## WORK INSTRUCTIONS
In the data below, find every line with the string "display" and pull it out.

::: DATA TO USE

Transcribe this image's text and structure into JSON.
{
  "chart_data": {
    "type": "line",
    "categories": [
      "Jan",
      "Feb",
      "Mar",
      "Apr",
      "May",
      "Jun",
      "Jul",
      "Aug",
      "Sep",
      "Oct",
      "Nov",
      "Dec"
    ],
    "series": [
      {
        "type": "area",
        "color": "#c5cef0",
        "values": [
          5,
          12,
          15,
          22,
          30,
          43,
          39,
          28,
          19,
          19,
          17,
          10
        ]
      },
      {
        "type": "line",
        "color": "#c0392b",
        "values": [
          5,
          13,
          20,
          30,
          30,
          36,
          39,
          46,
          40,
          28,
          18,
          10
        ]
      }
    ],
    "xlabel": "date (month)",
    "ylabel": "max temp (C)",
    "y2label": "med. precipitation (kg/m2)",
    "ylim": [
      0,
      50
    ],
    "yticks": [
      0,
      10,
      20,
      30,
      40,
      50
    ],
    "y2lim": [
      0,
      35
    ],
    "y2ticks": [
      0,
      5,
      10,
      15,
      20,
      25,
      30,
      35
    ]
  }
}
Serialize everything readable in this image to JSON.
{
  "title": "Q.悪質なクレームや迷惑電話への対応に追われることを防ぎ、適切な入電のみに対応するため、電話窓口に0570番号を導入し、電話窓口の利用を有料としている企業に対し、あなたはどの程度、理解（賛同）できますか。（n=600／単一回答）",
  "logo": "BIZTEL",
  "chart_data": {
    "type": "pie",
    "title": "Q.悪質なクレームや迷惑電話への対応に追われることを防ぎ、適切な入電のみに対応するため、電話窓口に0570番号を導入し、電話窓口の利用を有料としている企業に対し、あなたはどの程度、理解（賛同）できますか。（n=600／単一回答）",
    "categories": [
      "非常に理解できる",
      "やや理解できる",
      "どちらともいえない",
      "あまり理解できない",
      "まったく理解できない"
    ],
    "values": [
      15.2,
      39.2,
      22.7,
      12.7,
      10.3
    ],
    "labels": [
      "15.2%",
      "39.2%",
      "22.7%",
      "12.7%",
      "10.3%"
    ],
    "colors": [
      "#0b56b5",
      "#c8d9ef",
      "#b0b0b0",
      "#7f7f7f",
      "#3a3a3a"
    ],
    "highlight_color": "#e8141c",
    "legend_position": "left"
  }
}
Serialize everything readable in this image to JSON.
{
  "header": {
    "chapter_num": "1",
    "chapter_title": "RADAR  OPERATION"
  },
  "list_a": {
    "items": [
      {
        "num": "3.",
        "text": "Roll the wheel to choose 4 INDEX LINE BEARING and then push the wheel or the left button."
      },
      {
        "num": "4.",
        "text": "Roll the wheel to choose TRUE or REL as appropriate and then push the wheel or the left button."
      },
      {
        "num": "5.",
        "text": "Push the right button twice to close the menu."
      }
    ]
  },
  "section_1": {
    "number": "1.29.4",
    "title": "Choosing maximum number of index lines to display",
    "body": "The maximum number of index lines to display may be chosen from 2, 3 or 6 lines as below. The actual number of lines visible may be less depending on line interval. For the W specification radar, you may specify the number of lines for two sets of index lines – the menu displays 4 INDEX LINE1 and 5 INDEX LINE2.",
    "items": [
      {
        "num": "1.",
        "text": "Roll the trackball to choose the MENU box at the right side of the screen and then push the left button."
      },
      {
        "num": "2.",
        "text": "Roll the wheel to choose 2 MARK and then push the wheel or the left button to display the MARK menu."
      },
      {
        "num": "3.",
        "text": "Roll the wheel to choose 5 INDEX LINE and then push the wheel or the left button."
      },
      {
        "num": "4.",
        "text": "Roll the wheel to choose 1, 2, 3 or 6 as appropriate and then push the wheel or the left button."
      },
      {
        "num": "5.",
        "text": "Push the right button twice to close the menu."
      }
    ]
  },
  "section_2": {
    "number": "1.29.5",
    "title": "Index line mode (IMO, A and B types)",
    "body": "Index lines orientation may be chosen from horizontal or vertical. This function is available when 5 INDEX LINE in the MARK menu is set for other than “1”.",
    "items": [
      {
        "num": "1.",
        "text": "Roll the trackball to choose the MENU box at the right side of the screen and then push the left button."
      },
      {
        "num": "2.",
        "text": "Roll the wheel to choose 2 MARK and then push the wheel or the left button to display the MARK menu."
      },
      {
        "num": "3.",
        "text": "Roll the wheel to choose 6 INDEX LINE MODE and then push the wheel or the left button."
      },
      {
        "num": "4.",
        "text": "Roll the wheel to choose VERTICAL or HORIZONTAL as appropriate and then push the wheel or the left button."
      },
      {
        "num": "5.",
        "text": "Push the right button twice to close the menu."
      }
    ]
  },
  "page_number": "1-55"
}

::::::

## SOLUTION TO THIS PROBLEM
    "title": "Choosing maximum number of index lines to display",
    "body": "The maximum number of index lines to display may be chosen from 2, 3 or 6 lines as below. The actual number of lines visible may be less depending on line interval. For the W specification radar, you may specify the number of lines for two sets of index lines – the menu displays 4 INDEX LINE1 and 5 INDEX LINE2.",
        "text": "Roll the wheel to choose 2 MARK and then push the wheel or the left button to display the MARK menu."
        "text": "Roll the wheel to choose 2 MARK and then push the wheel or the left button to display the MARK menu."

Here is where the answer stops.